*WORK TO BE COMPLETED*:
Take the material below and write it all out again exactly.
[Start INPUT FOR THIS TASK]
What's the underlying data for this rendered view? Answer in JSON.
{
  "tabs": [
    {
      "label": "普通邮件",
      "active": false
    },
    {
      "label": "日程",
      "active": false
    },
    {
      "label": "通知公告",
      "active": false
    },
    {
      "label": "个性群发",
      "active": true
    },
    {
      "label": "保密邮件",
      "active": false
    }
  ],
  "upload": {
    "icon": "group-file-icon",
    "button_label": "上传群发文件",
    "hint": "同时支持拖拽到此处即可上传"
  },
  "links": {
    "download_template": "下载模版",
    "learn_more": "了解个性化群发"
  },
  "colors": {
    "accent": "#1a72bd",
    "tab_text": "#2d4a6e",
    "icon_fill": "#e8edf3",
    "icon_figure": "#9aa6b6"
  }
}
[End INPUT FOR THIS TASK]
*SOLUTION TO THIS PROBLEM*:
What's the underlying data for this rendered view? Answer in JSON.
{
  "tabs": [
    {
      "label": "普通邮件",
      "active": false
    },
    {
      "label": "日程",
      "active": false
    },
    {
      "label": "通知公告",
      "active": false
    },
    {
      "label": "个性群发",
      "active": true
    },
    {
      "label": "保密邮件",
      "active": false
    }
  ],
  "upload": {
    "icon": "group-file-icon",
    "button_label": "上传群发文件",
    "hint": "同时支持拖拽到此处即可上传"
  },
  "links": {
    "download_template": "下载模版",
    "learn_more": "了解个性化群发"
  },
  "colors": {
    "accent": "#1a72bd",
    "tab_text": "#2d4a6e",
    "icon_fill": "#e8edf3",
    "icon_figure": "#9aa6b6"
  }
}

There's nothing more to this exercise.